## What to work on
Reproduce the records below in full and without edits, omitting images.

## Dataset entries
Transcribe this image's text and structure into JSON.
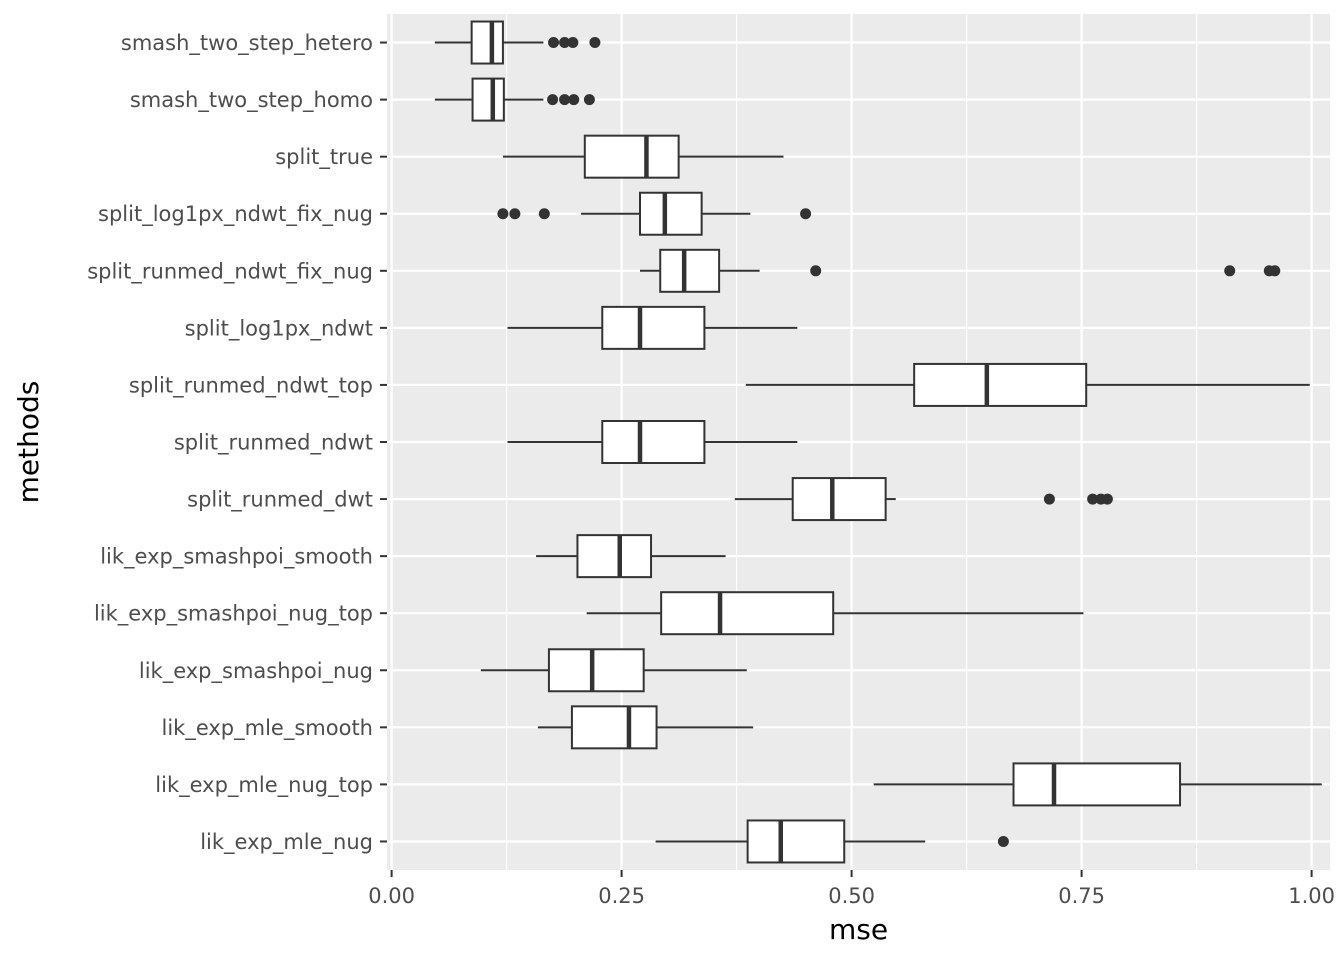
{
  "chart_data": {
    "type": "boxplot",
    "orientation": "horizontal",
    "xlabel": "mse",
    "ylabel": "methods",
    "xlim": [
      -0.005,
      1.02
    ],
    "x_ticks": [
      0.0,
      0.25,
      0.5,
      0.75,
      1.0
    ],
    "x_tick_labels": [
      "0.00",
      "0.25",
      "0.50",
      "0.75",
      "1.00"
    ],
    "grid": true,
    "panel_background": "#ebebeb",
    "grid_color": "#ffffff",
    "box_fill": "#ffffff",
    "line_color": "#333333",
    "categories": [
      "smash_two_step_hetero",
      "smash_two_step_homo",
      "split_true",
      "split_log1px_ndwt_fix_nug",
      "split_runmed_ndwt_fix_nug",
      "split_log1px_ndwt",
      "split_runmed_ndwt_top",
      "split_runmed_ndwt",
      "split_runmed_dwt",
      "lik_exp_smashpoi_smooth",
      "lik_exp_smashpoi_nug_top",
      "lik_exp_smashpoi_nug",
      "lik_exp_mle_smooth",
      "lik_exp_mle_nug_top",
      "lik_exp_mle_nug"
    ],
    "boxes": [
      {
        "min": 0.047,
        "q1": 0.087,
        "median": 0.109,
        "q3": 0.121,
        "max": 0.165,
        "outliers": [
          0.176,
          0.188,
          0.197,
          0.221
        ]
      },
      {
        "min": 0.047,
        "q1": 0.088,
        "median": 0.11,
        "q3": 0.122,
        "max": 0.165,
        "outliers": [
          0.175,
          0.188,
          0.198,
          0.215
        ]
      },
      {
        "min": 0.121,
        "q1": 0.21,
        "median": 0.277,
        "q3": 0.312,
        "max": 0.426,
        "outliers": []
      },
      {
        "min": 0.206,
        "q1": 0.27,
        "median": 0.297,
        "q3": 0.337,
        "max": 0.39,
        "outliers": [
          0.121,
          0.134,
          0.166,
          0.45
        ]
      },
      {
        "min": 0.27,
        "q1": 0.292,
        "median": 0.318,
        "q3": 0.356,
        "max": 0.4,
        "outliers": [
          0.461,
          0.911,
          0.954,
          0.96
        ]
      },
      {
        "min": 0.126,
        "q1": 0.229,
        "median": 0.27,
        "q3": 0.34,
        "max": 0.441,
        "outliers": []
      },
      {
        "min": 0.385,
        "q1": 0.568,
        "median": 0.647,
        "q3": 0.755,
        "max": 0.998,
        "outliers": []
      },
      {
        "min": 0.126,
        "q1": 0.229,
        "median": 0.27,
        "q3": 0.34,
        "max": 0.441,
        "outliers": []
      },
      {
        "min": 0.373,
        "q1": 0.436,
        "median": 0.479,
        "q3": 0.537,
        "max": 0.548,
        "outliers": [
          0.715,
          0.762,
          0.771,
          0.778
        ]
      },
      {
        "min": 0.157,
        "q1": 0.202,
        "median": 0.248,
        "q3": 0.282,
        "max": 0.363,
        "outliers": []
      },
      {
        "min": 0.212,
        "q1": 0.293,
        "median": 0.357,
        "q3": 0.48,
        "max": 0.752,
        "outliers": []
      },
      {
        "min": 0.097,
        "q1": 0.171,
        "median": 0.218,
        "q3": 0.274,
        "max": 0.386,
        "outliers": []
      },
      {
        "min": 0.159,
        "q1": 0.196,
        "median": 0.258,
        "q3": 0.288,
        "max": 0.393,
        "outliers": []
      },
      {
        "min": 0.524,
        "q1": 0.676,
        "median": 0.72,
        "q3": 0.857,
        "max": 1.011,
        "outliers": []
      },
      {
        "min": 0.287,
        "q1": 0.387,
        "median": 0.423,
        "q3": 0.492,
        "max": 0.58,
        "outliers": [
          0.665
        ]
      }
    ]
  }
}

## Task output
Transcribe this image's text and structure into JSON.
{
  "chart_data": {
    "type": "boxplot",
    "orientation": "horizontal",
    "xlabel": "mse",
    "ylabel": "methods",
    "xlim": [
      -0.005,
      1.02
    ],
    "x_ticks": [
      0.0,
      0.25,
      0.5,
      0.75,
      1.0
    ],
    "x_tick_labels": [
      "0.00",
      "0.25",
      "0.50",
      "0.75",
      "1.00"
    ],
    "grid": true,
    "panel_background": "#ebebeb",
    "grid_color": "#ffffff",
    "box_fill": "#ffffff",
    "line_color": "#333333",
    "categories": [
      "smash_two_step_hetero",
      "smash_two_step_homo",
      "split_true",
      "split_log1px_ndwt_fix_nug",
      "split_runmed_ndwt_fix_nug",
      "split_log1px_ndwt",
      "split_runmed_ndwt_top",
      "split_runmed_ndwt",
      "split_runmed_dwt",
      "lik_exp_smashpoi_smooth",
      "lik_exp_smashpoi_nug_top",
      "lik_exp_smashpoi_nug",
      "lik_exp_mle_smooth",
      "lik_exp_mle_nug_top",
      "lik_exp_mle_nug"
    ],
    "boxes": [
      {
        "min": 0.047,
        "q1": 0.087,
        "median": 0.109,
        "q3": 0.121,
        "max": 0.165,
        "outliers": [
          0.176,
          0.188,
          0.197,
          0.221
        ]
      },
      {
        "min": 0.047,
        "q1": 0.088,
        "median": 0.11,
        "q3": 0.122,
        "max": 0.165,
        "outliers": [
          0.175,
          0.188,
          0.198,
          0.215
        ]
      },
      {
        "min": 0.121,
        "q1": 0.21,
        "median": 0.277,
        "q3": 0.312,
        "max": 0.426,
        "outliers": []
      },
      {
        "min": 0.206,
        "q1": 0.27,
        "median": 0.297,
        "q3": 0.337,
        "max": 0.39,
        "outliers": [
          0.121,
          0.134,
          0.166,
          0.45
        ]
      },
      {
        "min": 0.27,
        "q1": 0.292,
        "median": 0.318,
        "q3": 0.356,
        "max": 0.4,
        "outliers": [
          0.461,
          0.911,
          0.954,
          0.96
        ]
      },
      {
        "min": 0.126,
        "q1": 0.229,
        "median": 0.27,
        "q3": 0.34,
        "max": 0.441,
        "outliers": []
      },
      {
        "min": 0.385,
        "q1": 0.568,
        "median": 0.647,
        "q3": 0.755,
        "max": 0.998,
        "outliers": []
      },
      {
        "min": 0.126,
        "q1": 0.229,
        "median": 0.27,
        "q3": 0.34,
        "max": 0.441,
        "outliers": []
      },
      {
        "min": 0.373,
        "q1": 0.436,
        "median": 0.479,
        "q3": 0.537,
        "max": 0.548,
        "outliers": [
          0.715,
          0.762,
          0.771,
          0.778
        ]
      },
      {
        "min": 0.157,
        "q1": 0.202,
        "median": 0.248,
        "q3": 0.282,
        "max": 0.363,
        "outliers": []
      },
      {
        "min": 0.212,
        "q1": 0.293,
        "median": 0.357,
        "q3": 0.48,
        "max": 0.752,
        "outliers": []
      },
      {
        "min": 0.097,
        "q1": 0.171,
        "median": 0.218,
        "q3": 0.274,
        "max": 0.386,
        "outliers": []
      },
      {
        "min": 0.159,
        "q1": 0.196,
        "median": 0.258,
        "q3": 0.288,
        "max": 0.393,
        "outliers": []
      },
      {
        "min": 0.524,
        "q1": 0.676,
        "median": 0.72,
        "q3": 0.857,
        "max": 1.011,
        "outliers": []
      },
      {
        "min": 0.287,
        "q1": 0.387,
        "median": 0.423,
        "q3": 0.492,
        "max": 0.58,
        "outliers": [
          0.665
        ]
      }
    ]
  }
}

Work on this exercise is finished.